:: EXERCISE REQUIREMENTS ::
Wherever the string "events" appears in the listing, copy that line.

:: PROVIDED MATERIAL ::
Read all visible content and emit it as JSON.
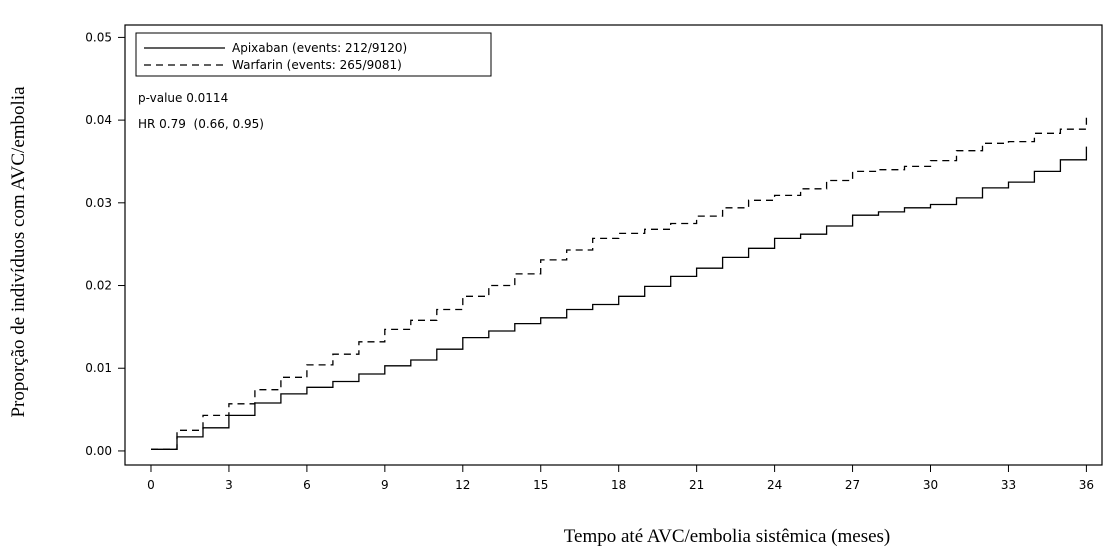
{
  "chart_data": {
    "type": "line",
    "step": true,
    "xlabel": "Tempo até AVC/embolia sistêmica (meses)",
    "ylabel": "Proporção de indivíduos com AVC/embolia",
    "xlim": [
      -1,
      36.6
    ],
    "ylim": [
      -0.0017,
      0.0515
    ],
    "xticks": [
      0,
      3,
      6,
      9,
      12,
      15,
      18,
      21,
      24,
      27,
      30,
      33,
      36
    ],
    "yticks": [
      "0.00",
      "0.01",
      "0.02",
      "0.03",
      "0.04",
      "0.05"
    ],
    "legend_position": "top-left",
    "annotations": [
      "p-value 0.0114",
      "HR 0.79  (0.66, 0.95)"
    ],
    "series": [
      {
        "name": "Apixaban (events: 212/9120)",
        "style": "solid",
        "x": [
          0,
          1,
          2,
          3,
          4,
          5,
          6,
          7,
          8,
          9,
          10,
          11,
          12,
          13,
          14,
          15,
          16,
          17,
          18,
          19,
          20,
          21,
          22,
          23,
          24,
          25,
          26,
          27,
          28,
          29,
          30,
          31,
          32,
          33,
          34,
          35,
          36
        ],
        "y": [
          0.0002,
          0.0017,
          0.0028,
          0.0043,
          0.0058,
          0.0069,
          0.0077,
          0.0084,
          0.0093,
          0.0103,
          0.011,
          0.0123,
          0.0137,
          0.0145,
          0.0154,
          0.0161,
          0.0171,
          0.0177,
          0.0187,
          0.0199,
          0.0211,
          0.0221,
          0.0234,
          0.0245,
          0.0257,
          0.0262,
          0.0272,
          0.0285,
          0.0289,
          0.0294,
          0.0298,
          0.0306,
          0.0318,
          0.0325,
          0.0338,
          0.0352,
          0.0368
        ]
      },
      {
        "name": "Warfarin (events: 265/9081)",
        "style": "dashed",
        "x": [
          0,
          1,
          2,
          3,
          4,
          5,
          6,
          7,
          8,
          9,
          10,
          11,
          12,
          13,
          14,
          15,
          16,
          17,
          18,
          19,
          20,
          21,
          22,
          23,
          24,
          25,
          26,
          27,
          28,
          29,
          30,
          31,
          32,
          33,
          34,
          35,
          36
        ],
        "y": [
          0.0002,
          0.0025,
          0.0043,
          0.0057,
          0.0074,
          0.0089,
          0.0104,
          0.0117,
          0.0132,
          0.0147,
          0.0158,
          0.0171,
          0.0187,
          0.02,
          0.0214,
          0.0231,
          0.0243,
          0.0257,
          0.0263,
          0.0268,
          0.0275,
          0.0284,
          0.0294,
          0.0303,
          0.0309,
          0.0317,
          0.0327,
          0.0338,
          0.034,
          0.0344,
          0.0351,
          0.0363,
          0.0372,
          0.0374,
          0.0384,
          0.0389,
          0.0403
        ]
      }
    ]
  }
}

:: THE COMPLETED TASK ::
        "name": "Apixaban (events: 212/9120)",
        "name": "Warfarin (events: 265/9081)",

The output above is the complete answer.